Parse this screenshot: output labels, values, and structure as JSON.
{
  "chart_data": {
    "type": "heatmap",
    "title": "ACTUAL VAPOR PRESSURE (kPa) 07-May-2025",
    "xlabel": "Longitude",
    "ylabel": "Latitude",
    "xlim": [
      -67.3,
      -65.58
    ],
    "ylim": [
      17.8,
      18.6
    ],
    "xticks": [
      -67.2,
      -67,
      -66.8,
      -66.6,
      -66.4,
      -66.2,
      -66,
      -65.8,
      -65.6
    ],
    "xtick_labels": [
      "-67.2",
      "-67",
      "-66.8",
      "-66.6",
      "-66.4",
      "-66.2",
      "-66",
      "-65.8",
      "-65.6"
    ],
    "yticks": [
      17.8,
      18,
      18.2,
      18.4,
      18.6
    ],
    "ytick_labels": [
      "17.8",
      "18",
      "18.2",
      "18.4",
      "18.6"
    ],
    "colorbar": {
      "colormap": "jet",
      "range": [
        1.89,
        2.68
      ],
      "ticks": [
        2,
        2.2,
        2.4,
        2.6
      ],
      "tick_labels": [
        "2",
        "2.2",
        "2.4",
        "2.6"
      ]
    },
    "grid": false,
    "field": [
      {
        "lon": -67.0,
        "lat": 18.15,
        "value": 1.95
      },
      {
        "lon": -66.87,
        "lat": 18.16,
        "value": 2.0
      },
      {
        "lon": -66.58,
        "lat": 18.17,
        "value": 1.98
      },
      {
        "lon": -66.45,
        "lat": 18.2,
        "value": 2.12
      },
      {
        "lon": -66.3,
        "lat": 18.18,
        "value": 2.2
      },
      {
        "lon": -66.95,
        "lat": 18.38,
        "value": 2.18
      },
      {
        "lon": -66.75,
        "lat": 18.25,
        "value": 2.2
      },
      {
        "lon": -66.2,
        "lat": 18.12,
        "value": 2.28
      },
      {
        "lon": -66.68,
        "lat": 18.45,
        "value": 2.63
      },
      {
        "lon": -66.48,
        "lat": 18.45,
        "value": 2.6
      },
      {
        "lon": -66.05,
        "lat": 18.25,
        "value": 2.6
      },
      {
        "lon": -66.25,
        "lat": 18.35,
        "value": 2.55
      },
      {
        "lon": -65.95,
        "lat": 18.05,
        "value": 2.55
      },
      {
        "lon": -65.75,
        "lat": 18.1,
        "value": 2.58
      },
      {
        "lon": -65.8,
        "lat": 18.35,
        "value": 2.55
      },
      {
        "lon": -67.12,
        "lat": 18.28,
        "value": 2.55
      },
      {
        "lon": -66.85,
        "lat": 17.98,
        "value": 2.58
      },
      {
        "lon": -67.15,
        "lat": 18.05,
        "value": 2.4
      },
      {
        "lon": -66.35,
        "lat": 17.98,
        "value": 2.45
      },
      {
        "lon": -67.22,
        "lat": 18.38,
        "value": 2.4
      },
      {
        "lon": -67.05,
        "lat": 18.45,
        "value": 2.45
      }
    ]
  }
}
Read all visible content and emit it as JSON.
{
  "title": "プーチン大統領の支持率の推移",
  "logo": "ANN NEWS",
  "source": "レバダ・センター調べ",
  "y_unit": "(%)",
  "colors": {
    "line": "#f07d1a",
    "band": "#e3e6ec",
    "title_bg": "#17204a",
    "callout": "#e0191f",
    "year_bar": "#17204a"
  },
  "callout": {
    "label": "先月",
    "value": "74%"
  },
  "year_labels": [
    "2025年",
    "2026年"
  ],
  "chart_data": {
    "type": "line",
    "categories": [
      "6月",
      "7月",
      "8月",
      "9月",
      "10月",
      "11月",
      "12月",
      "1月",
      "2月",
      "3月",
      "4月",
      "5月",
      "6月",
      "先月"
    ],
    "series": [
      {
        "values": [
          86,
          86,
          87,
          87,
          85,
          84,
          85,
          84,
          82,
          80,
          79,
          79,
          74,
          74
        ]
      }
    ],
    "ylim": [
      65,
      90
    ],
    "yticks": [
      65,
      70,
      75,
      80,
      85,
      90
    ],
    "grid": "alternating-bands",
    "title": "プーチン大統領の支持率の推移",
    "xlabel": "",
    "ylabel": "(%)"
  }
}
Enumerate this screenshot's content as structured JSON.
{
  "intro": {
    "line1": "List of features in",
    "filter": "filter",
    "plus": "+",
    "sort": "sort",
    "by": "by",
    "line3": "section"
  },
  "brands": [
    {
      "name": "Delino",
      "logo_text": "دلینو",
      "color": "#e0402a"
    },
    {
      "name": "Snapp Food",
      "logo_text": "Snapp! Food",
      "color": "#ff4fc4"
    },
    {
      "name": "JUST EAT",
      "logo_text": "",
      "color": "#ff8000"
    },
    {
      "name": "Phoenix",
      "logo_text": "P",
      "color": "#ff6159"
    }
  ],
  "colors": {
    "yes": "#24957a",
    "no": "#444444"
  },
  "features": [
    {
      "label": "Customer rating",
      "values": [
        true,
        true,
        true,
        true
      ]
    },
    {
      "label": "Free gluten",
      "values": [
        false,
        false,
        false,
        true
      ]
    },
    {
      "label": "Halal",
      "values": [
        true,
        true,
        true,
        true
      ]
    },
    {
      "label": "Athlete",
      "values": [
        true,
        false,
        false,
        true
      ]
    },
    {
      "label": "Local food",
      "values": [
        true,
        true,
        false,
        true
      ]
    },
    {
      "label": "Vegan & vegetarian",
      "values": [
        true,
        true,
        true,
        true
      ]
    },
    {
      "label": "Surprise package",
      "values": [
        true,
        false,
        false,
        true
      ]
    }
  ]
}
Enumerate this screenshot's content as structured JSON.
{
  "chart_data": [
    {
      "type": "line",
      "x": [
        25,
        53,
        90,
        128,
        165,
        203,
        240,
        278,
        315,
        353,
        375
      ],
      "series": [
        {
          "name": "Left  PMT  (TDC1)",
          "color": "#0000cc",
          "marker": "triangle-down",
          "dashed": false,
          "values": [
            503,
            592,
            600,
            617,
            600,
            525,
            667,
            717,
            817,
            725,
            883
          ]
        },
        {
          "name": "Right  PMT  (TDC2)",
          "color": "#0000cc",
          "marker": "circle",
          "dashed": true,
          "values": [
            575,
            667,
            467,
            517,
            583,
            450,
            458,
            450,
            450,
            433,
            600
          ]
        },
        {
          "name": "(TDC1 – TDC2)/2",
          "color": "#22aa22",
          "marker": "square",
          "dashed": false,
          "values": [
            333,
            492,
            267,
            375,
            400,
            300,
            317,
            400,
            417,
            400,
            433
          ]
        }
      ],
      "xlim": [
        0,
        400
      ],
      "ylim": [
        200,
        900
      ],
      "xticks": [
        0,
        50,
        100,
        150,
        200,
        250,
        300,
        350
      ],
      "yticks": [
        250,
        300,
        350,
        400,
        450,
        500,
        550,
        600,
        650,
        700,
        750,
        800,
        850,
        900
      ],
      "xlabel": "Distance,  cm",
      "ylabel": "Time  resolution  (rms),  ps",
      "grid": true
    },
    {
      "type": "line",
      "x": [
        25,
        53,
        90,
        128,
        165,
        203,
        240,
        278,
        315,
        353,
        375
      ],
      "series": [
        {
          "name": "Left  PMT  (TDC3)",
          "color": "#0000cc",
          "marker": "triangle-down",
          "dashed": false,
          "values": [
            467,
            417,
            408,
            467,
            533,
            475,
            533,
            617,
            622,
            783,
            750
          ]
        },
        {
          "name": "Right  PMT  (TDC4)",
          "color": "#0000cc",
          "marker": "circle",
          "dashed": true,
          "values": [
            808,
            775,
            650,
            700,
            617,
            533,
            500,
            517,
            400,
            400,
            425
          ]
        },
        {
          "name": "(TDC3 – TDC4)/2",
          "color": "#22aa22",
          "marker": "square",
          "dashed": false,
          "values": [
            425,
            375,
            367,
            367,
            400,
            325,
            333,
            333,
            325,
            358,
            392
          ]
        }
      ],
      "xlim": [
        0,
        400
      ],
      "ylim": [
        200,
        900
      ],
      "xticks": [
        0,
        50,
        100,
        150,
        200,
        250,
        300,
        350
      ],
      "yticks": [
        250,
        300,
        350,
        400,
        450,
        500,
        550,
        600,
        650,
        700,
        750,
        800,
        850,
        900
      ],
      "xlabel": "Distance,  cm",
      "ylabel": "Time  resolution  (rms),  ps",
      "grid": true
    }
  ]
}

- Your instructions
Write out every line of the preceding listing that contains "Right".

- Output
          "name": "Right  PMT  (TDC2)",
          "name": "Right  PMT  (TDC4)",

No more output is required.